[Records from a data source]

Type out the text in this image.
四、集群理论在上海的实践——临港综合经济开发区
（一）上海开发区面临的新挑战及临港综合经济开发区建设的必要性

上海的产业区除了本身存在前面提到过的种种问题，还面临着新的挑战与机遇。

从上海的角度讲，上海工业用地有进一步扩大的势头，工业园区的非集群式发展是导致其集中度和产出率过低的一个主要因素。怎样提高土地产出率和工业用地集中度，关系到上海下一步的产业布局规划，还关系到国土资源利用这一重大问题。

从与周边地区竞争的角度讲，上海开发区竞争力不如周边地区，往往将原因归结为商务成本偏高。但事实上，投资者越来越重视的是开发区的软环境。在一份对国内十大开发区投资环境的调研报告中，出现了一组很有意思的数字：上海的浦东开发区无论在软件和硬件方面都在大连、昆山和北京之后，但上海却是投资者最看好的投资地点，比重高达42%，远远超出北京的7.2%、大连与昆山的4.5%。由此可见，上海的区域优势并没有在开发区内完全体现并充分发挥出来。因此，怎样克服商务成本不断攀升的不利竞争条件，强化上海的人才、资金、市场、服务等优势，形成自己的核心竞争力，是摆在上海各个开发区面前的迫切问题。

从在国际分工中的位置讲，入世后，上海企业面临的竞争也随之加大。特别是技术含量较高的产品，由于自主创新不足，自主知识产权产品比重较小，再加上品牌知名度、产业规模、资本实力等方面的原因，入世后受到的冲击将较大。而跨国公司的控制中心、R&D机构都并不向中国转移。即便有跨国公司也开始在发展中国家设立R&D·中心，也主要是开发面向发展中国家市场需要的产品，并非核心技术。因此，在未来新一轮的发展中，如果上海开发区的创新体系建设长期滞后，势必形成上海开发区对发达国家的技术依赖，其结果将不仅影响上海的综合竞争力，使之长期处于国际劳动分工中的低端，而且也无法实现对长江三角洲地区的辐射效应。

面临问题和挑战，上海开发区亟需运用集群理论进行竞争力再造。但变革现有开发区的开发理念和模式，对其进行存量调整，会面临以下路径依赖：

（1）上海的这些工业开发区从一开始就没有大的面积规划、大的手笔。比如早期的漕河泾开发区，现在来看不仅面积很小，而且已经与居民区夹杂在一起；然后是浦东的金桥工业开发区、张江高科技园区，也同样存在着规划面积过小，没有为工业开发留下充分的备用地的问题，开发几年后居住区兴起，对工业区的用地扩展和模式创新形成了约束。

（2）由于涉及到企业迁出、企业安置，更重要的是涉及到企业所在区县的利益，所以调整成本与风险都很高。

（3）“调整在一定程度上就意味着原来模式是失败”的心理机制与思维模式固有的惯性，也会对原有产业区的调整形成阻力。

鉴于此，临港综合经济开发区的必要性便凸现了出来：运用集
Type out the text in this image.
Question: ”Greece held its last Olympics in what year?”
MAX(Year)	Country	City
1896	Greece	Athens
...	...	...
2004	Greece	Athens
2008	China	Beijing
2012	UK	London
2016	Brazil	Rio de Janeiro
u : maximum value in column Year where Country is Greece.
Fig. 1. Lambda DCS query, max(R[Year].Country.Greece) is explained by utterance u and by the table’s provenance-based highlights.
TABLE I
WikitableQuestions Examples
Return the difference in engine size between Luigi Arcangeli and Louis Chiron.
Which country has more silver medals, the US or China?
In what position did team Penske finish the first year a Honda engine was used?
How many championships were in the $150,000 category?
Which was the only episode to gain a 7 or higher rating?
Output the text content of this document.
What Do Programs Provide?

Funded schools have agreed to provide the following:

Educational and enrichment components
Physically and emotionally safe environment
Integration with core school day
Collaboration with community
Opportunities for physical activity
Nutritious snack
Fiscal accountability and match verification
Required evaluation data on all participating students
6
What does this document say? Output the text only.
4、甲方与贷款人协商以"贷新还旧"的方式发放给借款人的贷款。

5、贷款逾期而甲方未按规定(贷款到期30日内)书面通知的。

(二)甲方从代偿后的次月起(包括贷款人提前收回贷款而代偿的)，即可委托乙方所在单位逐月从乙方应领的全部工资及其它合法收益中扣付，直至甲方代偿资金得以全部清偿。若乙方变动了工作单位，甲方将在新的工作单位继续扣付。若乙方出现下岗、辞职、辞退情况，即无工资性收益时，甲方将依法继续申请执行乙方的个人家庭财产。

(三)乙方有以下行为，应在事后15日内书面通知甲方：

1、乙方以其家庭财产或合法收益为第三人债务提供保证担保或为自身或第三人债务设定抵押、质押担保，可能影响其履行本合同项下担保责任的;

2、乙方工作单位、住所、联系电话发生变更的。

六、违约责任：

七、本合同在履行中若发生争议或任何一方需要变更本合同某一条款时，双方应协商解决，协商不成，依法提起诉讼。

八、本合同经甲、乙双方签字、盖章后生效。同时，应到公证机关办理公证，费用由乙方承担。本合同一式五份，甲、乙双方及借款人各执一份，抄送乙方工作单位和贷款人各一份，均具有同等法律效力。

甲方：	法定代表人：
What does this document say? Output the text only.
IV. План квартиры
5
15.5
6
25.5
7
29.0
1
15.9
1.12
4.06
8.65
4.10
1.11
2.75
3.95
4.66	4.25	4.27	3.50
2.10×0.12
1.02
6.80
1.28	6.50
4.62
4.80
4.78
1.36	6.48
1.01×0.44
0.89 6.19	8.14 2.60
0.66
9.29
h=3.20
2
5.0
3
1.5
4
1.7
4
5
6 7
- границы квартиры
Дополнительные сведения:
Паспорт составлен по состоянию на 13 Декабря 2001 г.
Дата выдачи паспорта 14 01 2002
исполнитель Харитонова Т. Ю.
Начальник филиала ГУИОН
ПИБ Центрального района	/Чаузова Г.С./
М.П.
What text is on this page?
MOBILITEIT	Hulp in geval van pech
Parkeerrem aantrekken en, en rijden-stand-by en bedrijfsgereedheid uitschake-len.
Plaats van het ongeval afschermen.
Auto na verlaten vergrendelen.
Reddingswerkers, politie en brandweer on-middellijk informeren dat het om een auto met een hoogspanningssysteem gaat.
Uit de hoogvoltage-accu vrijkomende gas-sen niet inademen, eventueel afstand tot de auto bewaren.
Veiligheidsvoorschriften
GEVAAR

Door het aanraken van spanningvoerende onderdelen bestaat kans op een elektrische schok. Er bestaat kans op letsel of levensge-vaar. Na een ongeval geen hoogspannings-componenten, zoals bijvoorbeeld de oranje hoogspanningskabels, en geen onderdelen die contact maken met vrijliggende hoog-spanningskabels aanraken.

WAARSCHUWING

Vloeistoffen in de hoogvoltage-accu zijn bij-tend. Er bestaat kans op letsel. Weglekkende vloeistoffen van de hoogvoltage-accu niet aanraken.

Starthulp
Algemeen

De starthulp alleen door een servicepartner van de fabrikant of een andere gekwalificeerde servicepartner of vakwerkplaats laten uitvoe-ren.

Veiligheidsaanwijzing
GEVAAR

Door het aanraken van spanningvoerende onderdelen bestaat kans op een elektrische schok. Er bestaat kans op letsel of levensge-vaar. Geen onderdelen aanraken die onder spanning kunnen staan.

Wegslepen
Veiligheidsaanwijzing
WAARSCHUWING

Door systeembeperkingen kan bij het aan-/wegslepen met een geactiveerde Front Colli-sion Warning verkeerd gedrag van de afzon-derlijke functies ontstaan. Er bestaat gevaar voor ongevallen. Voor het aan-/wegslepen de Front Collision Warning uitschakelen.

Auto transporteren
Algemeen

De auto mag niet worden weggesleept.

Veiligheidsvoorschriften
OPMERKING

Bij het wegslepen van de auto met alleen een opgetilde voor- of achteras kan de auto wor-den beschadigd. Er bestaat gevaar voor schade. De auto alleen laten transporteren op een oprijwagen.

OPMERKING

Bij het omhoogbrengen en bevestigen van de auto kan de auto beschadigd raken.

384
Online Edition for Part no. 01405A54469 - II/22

TASK TO CARRY OUT
Select every line where the word "with" occurs.

SOLUTION FOR THIS TASK
Integration with core school day
Collaboration with community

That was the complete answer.